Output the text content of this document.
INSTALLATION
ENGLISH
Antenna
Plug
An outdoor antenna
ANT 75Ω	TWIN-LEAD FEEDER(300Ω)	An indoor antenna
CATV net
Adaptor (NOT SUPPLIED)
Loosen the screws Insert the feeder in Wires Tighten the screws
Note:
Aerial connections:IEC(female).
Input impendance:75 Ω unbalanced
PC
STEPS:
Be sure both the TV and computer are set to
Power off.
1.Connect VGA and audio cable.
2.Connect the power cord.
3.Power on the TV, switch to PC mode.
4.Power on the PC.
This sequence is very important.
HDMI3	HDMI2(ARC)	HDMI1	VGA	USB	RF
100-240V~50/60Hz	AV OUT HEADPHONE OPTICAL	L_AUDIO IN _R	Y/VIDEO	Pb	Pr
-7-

→ What needs to be done
Copy down the material exactly as written.

→ Written solution
Output the text content of this document.
INSTALLATION
ENGLISH
Antenna
Plug
An outdoor antenna
ANT 75Ω	TWIN-LEAD FEEDER(300Ω)	An indoor antenna
CATV net
Adaptor (NOT SUPPLIED)
Loosen the screws Insert the feeder in Wires Tighten the screws
Note:
Aerial connections:IEC(female).
Input impendance:75 Ω unbalanced
PC
STEPS:
Be sure both the TV and computer are set to
Power off.
1.Connect VGA and audio cable.
2.Connect the power cord.
3.Power on the TV, switch to PC mode.
4.Power on the PC.
This sequence is very important.
HDMI3	HDMI2(ARC)	HDMI1	VGA	USB	RF
100-240V~50/60Hz	AV OUT HEADPHONE OPTICAL	L_AUDIO IN _R	Y/VIDEO	Pb	Pr
-7-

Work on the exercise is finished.